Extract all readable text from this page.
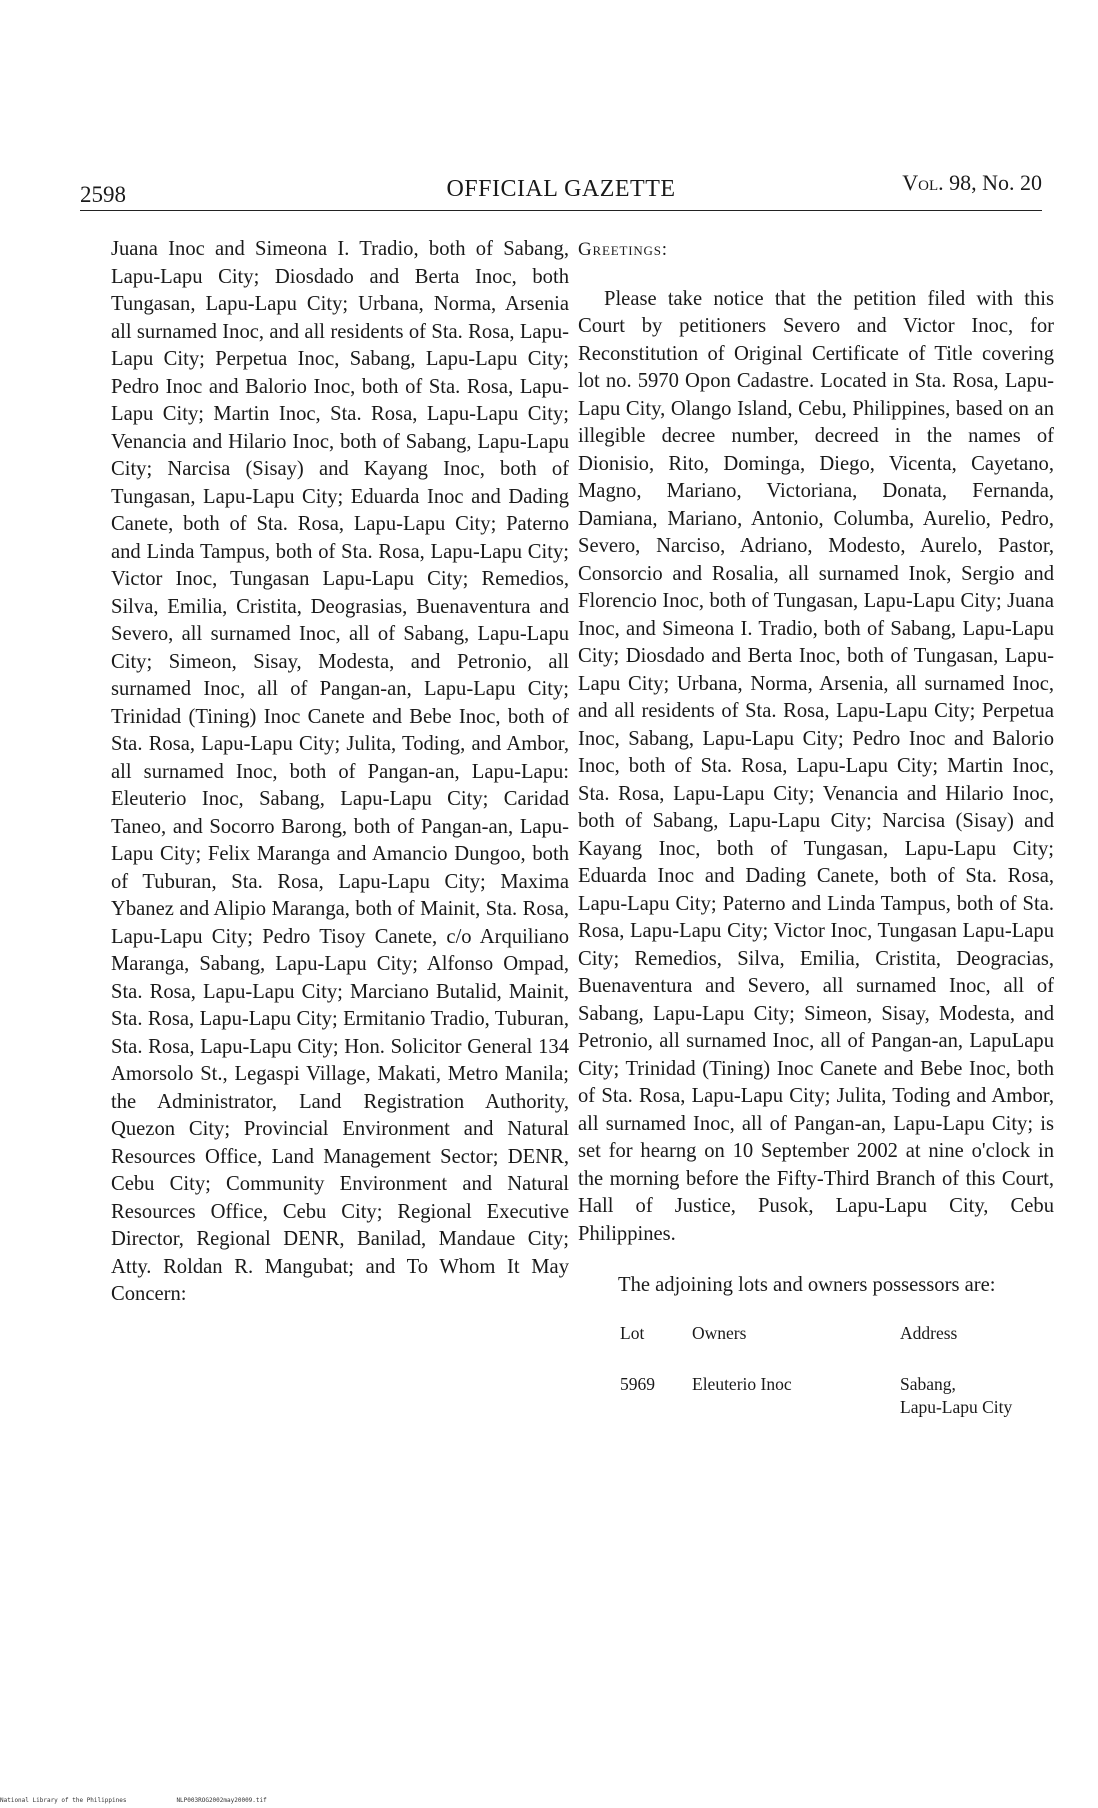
2598	OFFICIAL GAZETTE	Vol. 98, No. 20

Juana Inoc and Simeona I. Tradio, both of Sabang, Lapu-Lapu City; Diosdado and Berta Inoc, both Tungasan, Lapu-Lapu City; Urbana, Norma, Arsenia all surnamed Inoc, and all residents of Sta. Rosa, Lapu-Lapu City; Perpetua Inoc, Sabang, Lapu-Lapu City; Pedro Inoc and Balorio Inoc, both of Sta. Rosa, Lapu-Lapu City; Martin Inoc, Sta. Rosa, Lapu-Lapu City; Venancia and Hilario Inoc, both of Sabang, Lapu-Lapu City; Narcisa (Sisay) and Kayang Inoc, both of Tungasan, Lapu-Lapu City; Eduarda Inoc and Dading Canete, both of Sta. Rosa, Lapu-Lapu City; Paterno and Linda Tampus, both of Sta. Rosa, Lapu-Lapu City; Victor Inoc, Tungasan Lapu-Lapu City; Remedios, Silva, Emilia, Cristita, Deograsias, Buenaventura and Severo, all surnamed Inoc, all of Sabang, Lapu-Lapu City; Simeon, Sisay, Modesta, and Petronio, all surnamed Inoc, all of Pangan-an, Lapu-Lapu City; Trinidad (Tining) Inoc Canete and Bebe Inoc, both of Sta. Rosa, Lapu-Lapu City; Julita, Toding, and Ambor, all surnamed Inoc, both of Pangan-an, Lapu-Lapu: Eleuterio Inoc, Sabang, Lapu-Lapu City; Caridad Taneo, and Socorro Barong, both of Pangan-an, Lapu-Lapu City; Felix Maranga and Amancio Dungoo, both of Tuburan, Sta. Rosa, Lapu-Lapu City; Maxima Ybanez and Alipio Maranga, both of Mainit, Sta. Rosa, Lapu-Lapu City; Pedro Tisoy Canete, c/o Arquiliano Maranga, Sabang, Lapu-Lapu City; Alfonso Ompad, Sta. Rosa, Lapu-Lapu City; Marciano Butalid, Mainit, Sta. Rosa, Lapu-Lapu City; Ermitanio Tradio, Tuburan, Sta. Rosa, Lapu-Lapu City; Hon. Solicitor General 134 Amorsolo St., Legaspi Village, Makati, Metro Manila; the Administrator, Land Registration Authority, Quezon City; Provincial Environment and Natural Resources Office, Land Management Sector; DENR, Cebu City; Community Environment and Natural Resources Office, Cebu City; Regional Executive Director, Regional DENR, Banilad, Mandaue City; Atty. Roldan R. Mangubat; and To Whom It May Concern:

Greetings:

Please take notice that the petition filed with this Court by petitioners Severo and Victor Inoc, for Reconstitution of Original Certificate of Title covering lot no. 5970 Opon Cadastre. Located in Sta. Rosa, Lapu-Lapu City, Olango Island, Cebu, Philippines, based on an illegible decree number, decreed in the names of Dionisio, Rito, Dominga, Diego, Vicenta, Cayetano, Magno, Mariano, Victoriana, Donata, Fernanda, Damiana, Mariano, Antonio, Columba, Aurelio, Pedro, Severo, Narciso, Adriano, Modesto, Aurelo, Pastor, Consorcio and Rosalia, all surnamed Inok, Sergio and Florencio Inoc, both of Tungasan, Lapu-Lapu City; Juana Inoc, and Simeona I. Tradio, both of Sabang, Lapu-Lapu City; Diosdado and Berta Inoc, both of Tungasan, Lapu-Lapu City; Urbana, Norma, Arsenia, all surnamed Inoc, and all residents of Sta. Rosa, Lapu-Lapu City; Perpetua Inoc, Sabang, Lapu-Lapu City; Pedro Inoc and Balorio Inoc, both of Sta. Rosa, Lapu-Lapu City; Martin Inoc, Sta. Rosa, Lapu-Lapu City; Venancia and Hilario Inoc, both of Sabang, Lapu-Lapu City; Narcisa (Sisay) and Kayang Inoc, both of Tungasan, Lapu-Lapu City; Eduarda Inoc and Dading Canete, both of Sta. Rosa, Lapu-Lapu City; Paterno and Linda Tampus, both of Sta. Rosa, Lapu-Lapu City; Victor Inoc, Tungasan Lapu-Lapu City; Remedios, Silva, Emilia, Cristita, Deogracias, Buenaventura and Severo, all surnamed Inoc, all of Sabang, Lapu-Lapu City; Simeon, Sisay, Modesta, and Petronio, all surnamed Inoc, all of Pangan-an, LapuLapu City; Trinidad (Tining) Inoc Canete and Bebe Inoc, both of Sta. Rosa, Lapu-Lapu City; Julita, Toding and Ambor, all surnamed Inoc, all of Pangan-an, Lapu-Lapu City; is set for hearng on 10 September 2002 at nine o'clock in the morning before the Fifty-Third Branch of this Court, Hall of Justice, Pusok, Lapu-Lapu City, Cebu Philippines.

The adjoining lots and owners possessors are:

Lot	Owners	Address
5969	Eleuterio Inoc	Sabang,
Lapu-Lapu City
National Library of the Philippines	NLP003ROG2002may20009.tif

= = =

Pictures don't belong in the copy. Restate all the entries exactly.

**Exercise output:**
Extract all readable text from this page.
2598	OFFICIAL GAZETTE	Vol. 98, No. 20

Juana Inoc and Simeona I. Tradio, both of Sabang, Lapu-Lapu City; Diosdado and Berta Inoc, both Tungasan, Lapu-Lapu City; Urbana, Norma, Arsenia all surnamed Inoc, and all residents of Sta. Rosa, Lapu-Lapu City; Perpetua Inoc, Sabang, Lapu-Lapu City; Pedro Inoc and Balorio Inoc, both of Sta. Rosa, Lapu-Lapu City; Martin Inoc, Sta. Rosa, Lapu-Lapu City; Venancia and Hilario Inoc, both of Sabang, Lapu-Lapu City; Narcisa (Sisay) and Kayang Inoc, both of Tungasan, Lapu-Lapu City; Eduarda Inoc and Dading Canete, both of Sta. Rosa, Lapu-Lapu City; Paterno and Linda Tampus, both of Sta. Rosa, Lapu-Lapu City; Victor Inoc, Tungasan Lapu-Lapu City; Remedios, Silva, Emilia, Cristita, Deograsias, Buenaventura and Severo, all surnamed Inoc, all of Sabang, Lapu-Lapu City; Simeon, Sisay, Modesta, and Petronio, all surnamed Inoc, all of Pangan-an, Lapu-Lapu City; Trinidad (Tining) Inoc Canete and Bebe Inoc, both of Sta. Rosa, Lapu-Lapu City; Julita, Toding, and Ambor, all surnamed Inoc, both of Pangan-an, Lapu-Lapu: Eleuterio Inoc, Sabang, Lapu-Lapu City; Caridad Taneo, and Socorro Barong, both of Pangan-an, Lapu-Lapu City; Felix Maranga and Amancio Dungoo, both of Tuburan, Sta. Rosa, Lapu-Lapu City; Maxima Ybanez and Alipio Maranga, both of Mainit, Sta. Rosa, Lapu-Lapu City; Pedro Tisoy Canete, c/o Arquiliano Maranga, Sabang, Lapu-Lapu City; Alfonso Ompad, Sta. Rosa, Lapu-Lapu City; Marciano Butalid, Mainit, Sta. Rosa, Lapu-Lapu City; Ermitanio Tradio, Tuburan, Sta. Rosa, Lapu-Lapu City; Hon. Solicitor General 134 Amorsolo St., Legaspi Village, Makati, Metro Manila; the Administrator, Land Registration Authority, Quezon City; Provincial Environment and Natural Resources Office, Land Management Sector; DENR, Cebu City; Community Environment and Natural Resources Office, Cebu City; Regional Executive Director, Regional DENR, Banilad, Mandaue City; Atty. Roldan R. Mangubat; and To Whom It May Concern:

Greetings:

Please take notice that the petition filed with this Court by petitioners Severo and Victor Inoc, for Reconstitution of Original Certificate of Title covering lot no. 5970 Opon Cadastre. Located in Sta. Rosa, Lapu-Lapu City, Olango Island, Cebu, Philippines, based on an illegible decree number, decreed in the names of Dionisio, Rito, Dominga, Diego, Vicenta, Cayetano, Magno, Mariano, Victoriana, Donata, Fernanda, Damiana, Mariano, Antonio, Columba, Aurelio, Pedro, Severo, Narciso, Adriano, Modesto, Aurelo, Pastor, Consorcio and Rosalia, all surnamed Inok, Sergio and Florencio Inoc, both of Tungasan, Lapu-Lapu City; Juana Inoc, and Simeona I. Tradio, both of Sabang, Lapu-Lapu City; Diosdado and Berta Inoc, both of Tungasan, Lapu-Lapu City; Urbana, Norma, Arsenia, all surnamed Inoc, and all residents of Sta. Rosa, Lapu-Lapu City; Perpetua Inoc, Sabang, Lapu-Lapu City; Pedro Inoc and Balorio Inoc, both of Sta. Rosa, Lapu-Lapu City; Martin Inoc, Sta. Rosa, Lapu-Lapu City; Venancia and Hilario Inoc, both of Sabang, Lapu-Lapu City; Narcisa (Sisay) and Kayang Inoc, both of Tungasan, Lapu-Lapu City; Eduarda Inoc and Dading Canete, both of Sta. Rosa, Lapu-Lapu City; Paterno and Linda Tampus, both of Sta. Rosa, Lapu-Lapu City; Victor Inoc, Tungasan Lapu-Lapu City; Remedios, Silva, Emilia, Cristita, Deogracias, Buenaventura and Severo, all surnamed Inoc, all of Sabang, Lapu-Lapu City; Simeon, Sisay, Modesta, and Petronio, all surnamed Inoc, all of Pangan-an, LapuLapu City; Trinidad (Tining) Inoc Canete and Bebe Inoc, both of Sta. Rosa, Lapu-Lapu City; Julita, Toding and Ambor, all surnamed Inoc, all of Pangan-an, Lapu-Lapu City; is set for hearng on 10 September 2002 at nine o'clock in the morning before the Fifty-Third Branch of this Court, Hall of Justice, Pusok, Lapu-Lapu City, Cebu Philippines.

The adjoining lots and owners possessors are:

Lot	Owners	Address
5969	Eleuterio Inoc	Sabang,
Lapu-Lapu City
National Library of the Philippines	NLP003ROG2002may20009.tif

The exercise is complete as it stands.